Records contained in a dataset
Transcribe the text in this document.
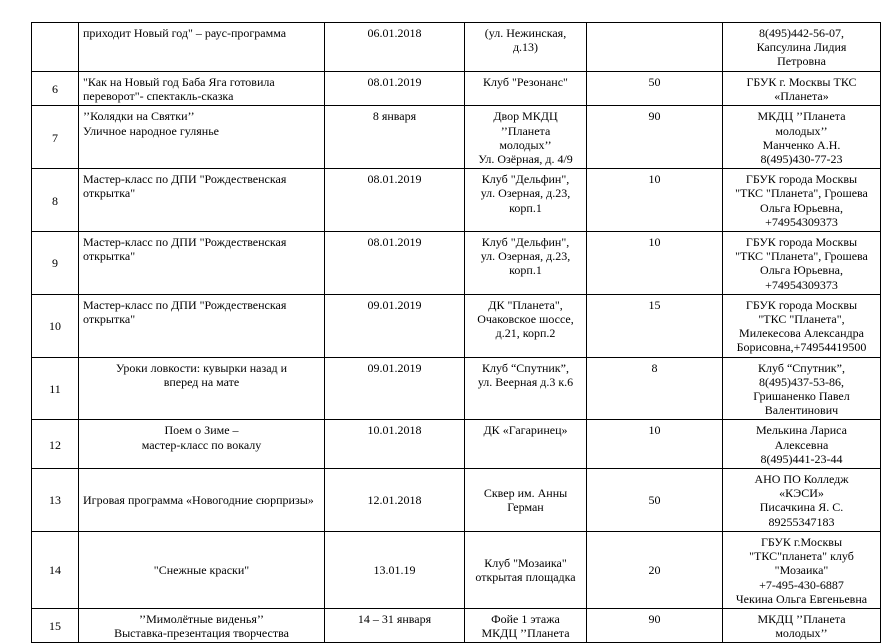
	приходит Новый год" – раус-программа	06.01.2018	(ул. Нежинская,
д.13)		8(495)442-56-07,
Капсулина Лидия
Петровна

6	"Как на Новый год Баба Яга готовила
переворот"- спектакль-сказка	08.01.2019	Клуб "Резонанс"	50	ГБУК г. Москвы ТКС
«Планета»

7	’’Колядки на Святки’’
Уличное народное гулянье	8 января	Двор МКДЦ
’’Планета
молодых’’
Ул. Озёрная, д. 4/9	90	МКДЦ ’’Планета
молодых’’
Манченко А.Н.
8(495)430-77-23

8	Мастер-класс по ДПИ "Рождественская
открытка"	08.01.2019	Клуб "Дельфин",
ул. Озерная, д.23,
корп.1	10	ГБУК города Москвы
"ТКС "Планета", Грошева
Ольга Юрьевна,
+74954309373

9	Мастер-класс по ДПИ "Рождественская
открытка"	08.01.2019	Клуб "Дельфин",
ул. Озерная, д.23,
корп.1	10	ГБУК города Москвы
"ТКС "Планета", Грошева
Ольга Юрьевна,
+74954309373

10	Мастер-класс по ДПИ "Рождественская
открытка"	09.01.2019	ДК "Планета",
Очаковское шоссе,
д.21, корп.2	15	ГБУК города Москвы
"ТКС "Планета",
Милекесова Александра
Борисовна,+74954419500

11	Уроки ловкости: кувырки назад и
вперед на мате	09.01.2019	Клуб “Спутник”,
ул. Веерная д.3 к.6	8	Клуб “Спутник”,
8(495)437-53-86,
Гришаненко Павел
Валентинович

12	Поем о Зиме –
мастер-класс по вокалу	10.01.2018	ДК «Гагаринец»	10	Мелькина Лариса
Алексевна
8(495)441-23-44

13	Игровая программа «Новогодние сюрпризы»	12.01.2018	Сквер им. Анны
Герман	50	АНО ПО Колледж
«КЭСИ»
Писачкина Я. С.
89255347183

14	"Снежные краски"	13.01.19	Клуб "Мозаика"
открытая площадка	20	ГБУК г.Москвы
"ТКС"планета" клуб
"Мозаика"
+7-495-430-6887
Чекина Ольга Евгеньевна

15	’’Мимолётные виденья’’
Выставка-презентация творчества	14 – 31 января	Фойе 1 этажа
МКДЦ ’’Планета	90	МКДЦ ’’Планета
молодых’’
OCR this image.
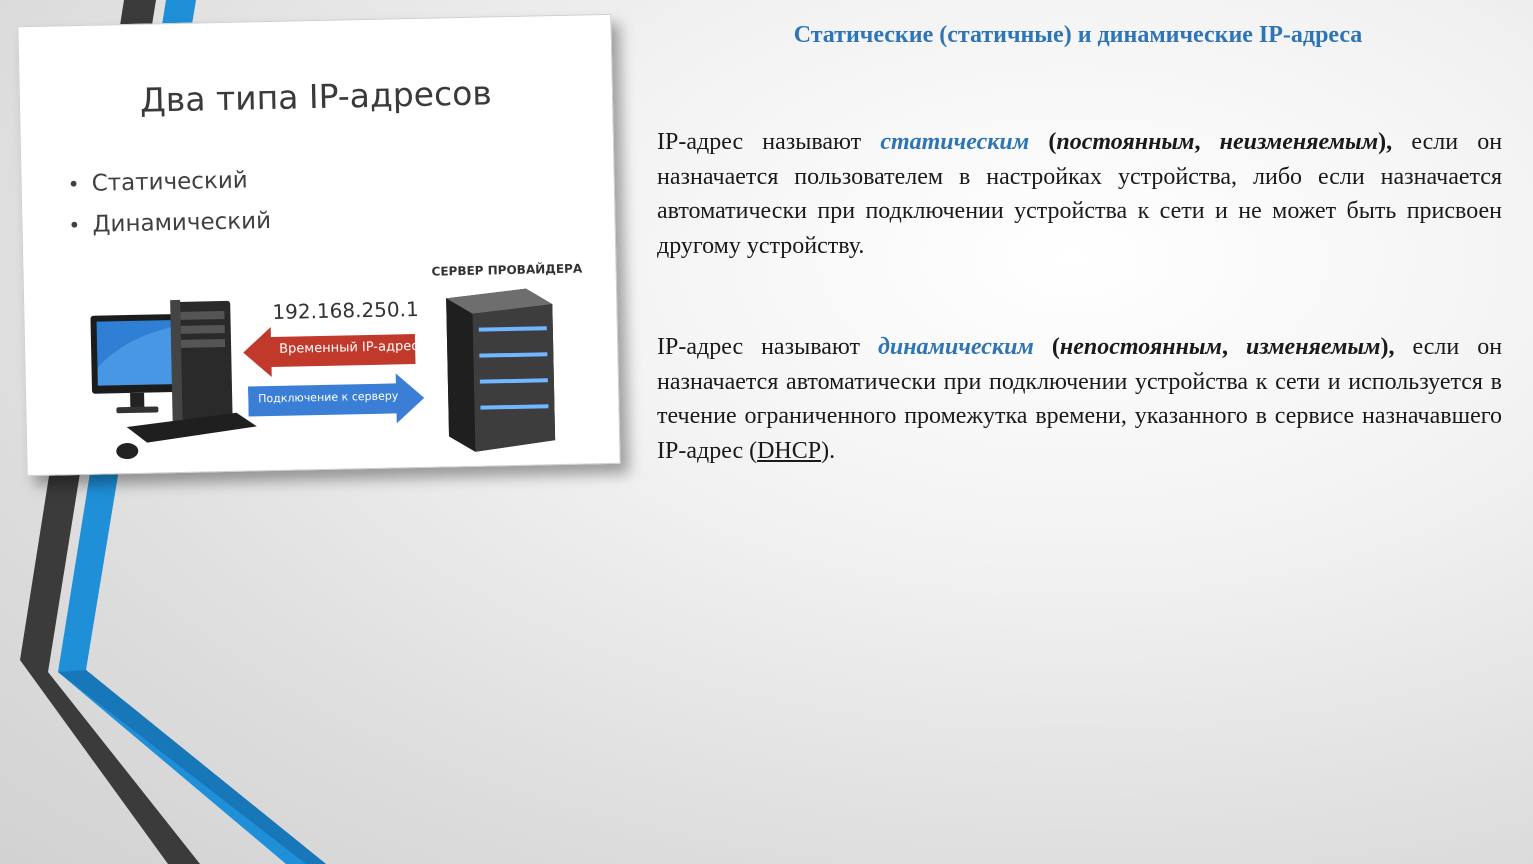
Два типа IP-адресов
• Статический
• Динамический
СЕРВЕР ПРОВАЙДЕРА
192.168.250.1
Временный IP-адрес
Подключение к серверу
Статические (статичные) и динамические IP-адреса

IP-адрес называют статическим (постоянным, неизменяемым), если он назначается пользователем в настройках устройства, либо если назначается автоматически при подключении устройства к сети и не может быть присвоен другому устройству.

IP-адрес называют динамическим (непостоянным, изменяемым), если он назначается автоматически при подключении устройства к сети и используется в течение ограниченного промежутка времени, указанного в сервисе назначавшего IP-адрес (DHCP).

TASK DETAILS
Pick out, from the lines above, every one that contains the string "назначается".

SOLUTION TO THIS EXERCISE
IP-адрес называют статическим (постоянным, неизменяемым), если он назначается пользователем в настройках устройства, либо если назначается автоматически при подключении устройства к сети и не может быть присвоен другому устройству.
IP-адрес называют динамическим (непостоянным, изменяемым), если он назначается автоматически при подключении устройства к сети и используется в течение ограниченного промежутка времени, указанного в сервисе назначавшего IP-адрес (DHCP).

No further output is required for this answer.